**PROBLEM:** Restate the data exactly as given and keep the pictures out.

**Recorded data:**
□ □ □ □ □
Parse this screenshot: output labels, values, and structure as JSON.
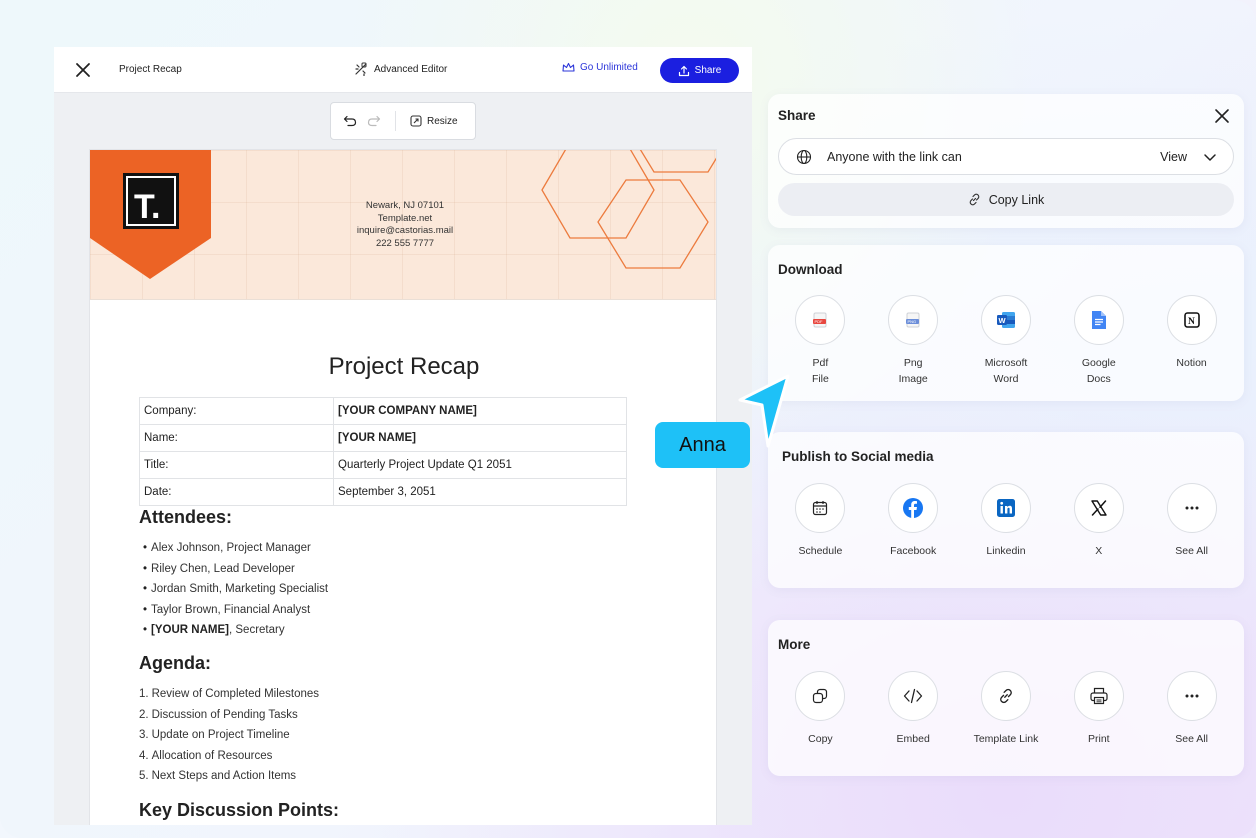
{
  "editor": {
    "doc_name": "Project Recap",
    "advanced_editor": "Advanced Editor",
    "go_unlimited": "Go Unlimited",
    "share": "Share",
    "resize": "Resize"
  },
  "document": {
    "banner": {
      "logo_letter": "T.",
      "contact_lines": [
        "Newark, NJ 07101",
        "Template.net",
        "inquire@castorias.mail",
        "222 555 7777"
      ]
    },
    "title": "Project Recap",
    "info_rows": [
      {
        "label": "Company:",
        "value": "[YOUR COMPANY NAME]",
        "bold": true
      },
      {
        "label": "Name:",
        "value": "[YOUR NAME]",
        "bold": true
      },
      {
        "label": "Title:",
        "value": "Quarterly Project Update Q1 2051",
        "bold": false
      },
      {
        "label": "Date:",
        "value": "September 3, 2051",
        "bold": false
      }
    ],
    "attendees_heading": "Attendees:",
    "attendees": [
      "Alex Johnson, Project Manager",
      "Riley Chen, Lead Developer",
      "Jordan Smith, Marketing Specialist",
      "Taylor Brown, Financial Analyst"
    ],
    "attendee_last_bold": "[YOUR NAME]",
    "attendee_last_rest": ", Secretary",
    "agenda_heading": "Agenda:",
    "agenda": [
      {
        "num": "1.",
        "text": "Review of Completed Milestones"
      },
      {
        "num": "2.",
        "text": "Discussion of Pending Tasks"
      },
      {
        "num": "3.",
        "text": "Update on Project Timeline"
      },
      {
        "num": "4.",
        "text": "Allocation of Resources"
      },
      {
        "num": "5.",
        "text": "Next Steps and Action Items"
      }
    ],
    "key_points_heading": "Key Discussion Points:"
  },
  "share_panel": {
    "title": "Share",
    "permission_text": "Anyone with the link can",
    "permission_value": "View",
    "copy_link": "Copy Link"
  },
  "download": {
    "title": "Download",
    "items": [
      {
        "label": "Pdf File",
        "icon": "pdf-icon"
      },
      {
        "label": "Png Image",
        "icon": "png-icon"
      },
      {
        "label": "Microsoft Word",
        "icon": "word-icon"
      },
      {
        "label": "Google Docs",
        "icon": "google-docs-icon"
      },
      {
        "label": "Notion",
        "icon": "notion-icon"
      }
    ]
  },
  "social": {
    "title": "Publish to Social media",
    "items": [
      {
        "label": "Schedule",
        "icon": "calendar-icon"
      },
      {
        "label": "Facebook",
        "icon": "facebook-icon"
      },
      {
        "label": "Linkedin",
        "icon": "linkedin-icon"
      },
      {
        "label": "X",
        "icon": "x-icon"
      },
      {
        "label": "See All",
        "icon": "more-icon"
      }
    ]
  },
  "more": {
    "title": "More",
    "items": [
      {
        "label": "Copy",
        "icon": "copy-icon"
      },
      {
        "label": "Embed",
        "icon": "embed-icon"
      },
      {
        "label": "Template Link",
        "icon": "link-icon"
      },
      {
        "label": "Print",
        "icon": "print-icon"
      },
      {
        "label": "See All",
        "icon": "more-icon"
      }
    ]
  },
  "cursor_tag": "Anna",
  "colors": {
    "share_button": "#1b1fe0",
    "go_unlimited": "#2b35d9",
    "banner_orange": "#ec6325",
    "banner_bg": "#fbe8da",
    "cursor_tag": "#1ec1f7"
  }
}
□ □ □ □ □
**EXERCISE RESULT:**
Parse this screenshot: output labels, values, and structure as JSON.
{
  "editor": {
    "doc_name": "Project Recap",
    "advanced_editor": "Advanced Editor",
    "go_unlimited": "Go Unlimited",
    "share": "Share",
    "resize": "Resize"
  },
  "document": {
    "banner": {
      "logo_letter": "T.",
      "contact_lines": [
        "Newark, NJ 07101",
        "Template.net",
        "inquire@castorias.mail",
        "222 555 7777"
      ]
    },
    "title": "Project Recap",
    "info_rows": [
      {
        "label": "Company:",
        "value": "[YOUR COMPANY NAME]",
        "bold": true
      },
      {
        "label": "Name:",
        "value": "[YOUR NAME]",
        "bold": true
      },
      {
        "label": "Title:",
        "value": "Quarterly Project Update Q1 2051",
        "bold": false
      },
      {
        "label": "Date:",
        "value": "September 3, 2051",
        "bold": false
      }
    ],
    "attendees_heading": "Attendees:",
    "attendees": [
      "Alex Johnson, Project Manager",
      "Riley Chen, Lead Developer",
      "Jordan Smith, Marketing Specialist",
      "Taylor Brown, Financial Analyst"
    ],
    "attendee_last_bold": "[YOUR NAME]",
    "attendee_last_rest": ", Secretary",
    "agenda_heading": "Agenda:",
    "agenda": [
      {
        "num": "1.",
        "text": "Review of Completed Milestones"
      },
      {
        "num": "2.",
        "text": "Discussion of Pending Tasks"
      },
      {
        "num": "3.",
        "text": "Update on Project Timeline"
      },
      {
        "num": "4.",
        "text": "Allocation of Resources"
      },
      {
        "num": "5.",
        "text": "Next Steps and Action Items"
      }
    ],
    "key_points_heading": "Key Discussion Points:"
  },
  "share_panel": {
    "title": "Share",
    "permission_text": "Anyone with the link can",
    "permission_value": "View",
    "copy_link": "Copy Link"
  },
  "download": {
    "title": "Download",
    "items": [
      {
        "label": "Pdf File",
        "icon": "pdf-icon"
      },
      {
        "label": "Png Image",
        "icon": "png-icon"
      },
      {
        "label": "Microsoft Word",
        "icon": "word-icon"
      },
      {
        "label": "Google Docs",
        "icon": "google-docs-icon"
      },
      {
        "label": "Notion",
        "icon": "notion-icon"
      }
    ]
  },
  "social": {
    "title": "Publish to Social media",
    "items": [
      {
        "label": "Schedule",
        "icon": "calendar-icon"
      },
      {
        "label": "Facebook",
        "icon": "facebook-icon"
      },
      {
        "label": "Linkedin",
        "icon": "linkedin-icon"
      },
      {
        "label": "X",
        "icon": "x-icon"
      },
      {
        "label": "See All",
        "icon": "more-icon"
      }
    ]
  },
  "more": {
    "title": "More",
    "items": [
      {
        "label": "Copy",
        "icon": "copy-icon"
      },
      {
        "label": "Embed",
        "icon": "embed-icon"
      },
      {
        "label": "Template Link",
        "icon": "link-icon"
      },
      {
        "label": "Print",
        "icon": "print-icon"
      },
      {
        "label": "See All",
        "icon": "more-icon"
      }
    ]
  },
  "cursor_tag": "Anna",
  "colors": {
    "share_button": "#1b1fe0",
    "go_unlimited": "#2b35d9",
    "banner_orange": "#ec6325",
    "banner_bg": "#fbe8da",
    "cursor_tag": "#1ec1f7"
  }
}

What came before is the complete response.